■ **Work to complete**: Take the material below and write it all out again exactly.

■ **Items**:
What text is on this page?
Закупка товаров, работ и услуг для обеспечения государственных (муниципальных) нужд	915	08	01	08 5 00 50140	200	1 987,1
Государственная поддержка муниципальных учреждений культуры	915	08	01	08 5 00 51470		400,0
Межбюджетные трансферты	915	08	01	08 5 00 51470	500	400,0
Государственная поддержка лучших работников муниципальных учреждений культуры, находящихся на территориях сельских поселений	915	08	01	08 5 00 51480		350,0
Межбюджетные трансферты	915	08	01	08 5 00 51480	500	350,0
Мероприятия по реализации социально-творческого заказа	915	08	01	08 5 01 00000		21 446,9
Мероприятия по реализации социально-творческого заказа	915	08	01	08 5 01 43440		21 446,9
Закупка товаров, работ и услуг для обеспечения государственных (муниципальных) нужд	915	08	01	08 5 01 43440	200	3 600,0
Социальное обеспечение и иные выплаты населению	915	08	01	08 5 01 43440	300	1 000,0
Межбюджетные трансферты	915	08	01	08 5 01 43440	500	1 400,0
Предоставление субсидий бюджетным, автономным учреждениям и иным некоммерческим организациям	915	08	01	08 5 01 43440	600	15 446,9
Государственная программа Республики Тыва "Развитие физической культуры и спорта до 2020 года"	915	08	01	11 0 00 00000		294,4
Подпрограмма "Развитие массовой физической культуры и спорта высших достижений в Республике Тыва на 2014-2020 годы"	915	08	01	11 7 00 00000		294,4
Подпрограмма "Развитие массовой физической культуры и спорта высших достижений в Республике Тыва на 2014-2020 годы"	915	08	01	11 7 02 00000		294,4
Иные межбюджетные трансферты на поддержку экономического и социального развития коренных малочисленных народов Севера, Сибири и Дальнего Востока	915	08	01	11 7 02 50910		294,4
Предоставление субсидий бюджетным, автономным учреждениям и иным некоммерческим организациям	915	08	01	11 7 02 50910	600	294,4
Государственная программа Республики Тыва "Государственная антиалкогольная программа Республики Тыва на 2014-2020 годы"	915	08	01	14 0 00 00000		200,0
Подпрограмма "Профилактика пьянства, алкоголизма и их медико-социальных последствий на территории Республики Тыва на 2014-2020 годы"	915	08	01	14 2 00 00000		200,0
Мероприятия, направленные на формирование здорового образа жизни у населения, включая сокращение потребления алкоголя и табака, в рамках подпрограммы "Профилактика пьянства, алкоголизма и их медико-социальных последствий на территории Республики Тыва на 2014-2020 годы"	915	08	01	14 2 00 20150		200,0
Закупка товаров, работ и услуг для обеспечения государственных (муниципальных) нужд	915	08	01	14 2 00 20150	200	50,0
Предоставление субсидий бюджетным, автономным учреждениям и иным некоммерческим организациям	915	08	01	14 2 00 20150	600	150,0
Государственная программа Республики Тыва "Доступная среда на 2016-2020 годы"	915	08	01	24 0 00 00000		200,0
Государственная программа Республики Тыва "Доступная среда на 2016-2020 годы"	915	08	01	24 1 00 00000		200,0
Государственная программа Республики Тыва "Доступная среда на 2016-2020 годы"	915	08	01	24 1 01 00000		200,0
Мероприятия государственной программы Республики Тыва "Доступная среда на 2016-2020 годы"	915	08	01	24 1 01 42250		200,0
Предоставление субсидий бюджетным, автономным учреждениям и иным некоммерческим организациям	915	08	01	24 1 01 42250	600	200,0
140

■ **Task output**:
What text is on this page?
Закупка товаров, работ и услуг для обеспечения государственных (муниципальных) нужд	915	08	01	08 5 00 50140	200	1 987,1
Государственная поддержка муниципальных учреждений культуры	915	08	01	08 5 00 51470		400,0
Межбюджетные трансферты	915	08	01	08 5 00 51470	500	400,0
Государственная поддержка лучших работников муниципальных учреждений культуры, находящихся на территориях сельских поселений	915	08	01	08 5 00 51480		350,0
Межбюджетные трансферты	915	08	01	08 5 00 51480	500	350,0
Мероприятия по реализации социально-творческого заказа	915	08	01	08 5 01 00000		21 446,9
Мероприятия по реализации социально-творческого заказа	915	08	01	08 5 01 43440		21 446,9
Закупка товаров, работ и услуг для обеспечения государственных (муниципальных) нужд	915	08	01	08 5 01 43440	200	3 600,0
Социальное обеспечение и иные выплаты населению	915	08	01	08 5 01 43440	300	1 000,0
Межбюджетные трансферты	915	08	01	08 5 01 43440	500	1 400,0
Предоставление субсидий бюджетным, автономным учреждениям и иным некоммерческим организациям	915	08	01	08 5 01 43440	600	15 446,9
Государственная программа Республики Тыва "Развитие физической культуры и спорта до 2020 года"	915	08	01	11 0 00 00000		294,4
Подпрограмма "Развитие массовой физической культуры и спорта высших достижений в Республике Тыва на 2014-2020 годы"	915	08	01	11 7 00 00000		294,4
Подпрограмма "Развитие массовой физической культуры и спорта высших достижений в Республике Тыва на 2014-2020 годы"	915	08	01	11 7 02 00000		294,4
Иные межбюджетные трансферты на поддержку экономического и социального развития коренных малочисленных народов Севера, Сибири и Дальнего Востока	915	08	01	11 7 02 50910		294,4
Предоставление субсидий бюджетным, автономным учреждениям и иным некоммерческим организациям	915	08	01	11 7 02 50910	600	294,4
Государственная программа Республики Тыва "Государственная антиалкогольная программа Республики Тыва на 2014-2020 годы"	915	08	01	14 0 00 00000		200,0
Подпрограмма "Профилактика пьянства, алкоголизма и их медико-социальных последствий на территории Республики Тыва на 2014-2020 годы"	915	08	01	14 2 00 00000		200,0
Мероприятия, направленные на формирование здорового образа жизни у населения, включая сокращение потребления алкоголя и табака, в рамках подпрограммы "Профилактика пьянства, алкоголизма и их медико-социальных последствий на территории Республики Тыва на 2014-2020 годы"	915	08	01	14 2 00 20150		200,0
Закупка товаров, работ и услуг для обеспечения государственных (муниципальных) нужд	915	08	01	14 2 00 20150	200	50,0
Предоставление субсидий бюджетным, автономным учреждениям и иным некоммерческим организациям	915	08	01	14 2 00 20150	600	150,0
Государственная программа Республики Тыва "Доступная среда на 2016-2020 годы"	915	08	01	24 0 00 00000		200,0
Государственная программа Республики Тыва "Доступная среда на 2016-2020 годы"	915	08	01	24 1 00 00000		200,0
Государственная программа Республики Тыва "Доступная среда на 2016-2020 годы"	915	08	01	24 1 01 00000		200,0
Мероприятия государственной программы Республики Тыва "Доступная среда на 2016-2020 годы"	915	08	01	24 1 01 42250		200,0
Предоставление субсидий бюджетным, автономным учреждениям и иным некоммерческим организациям	915	08	01	24 1 01 42250	600	200,0
140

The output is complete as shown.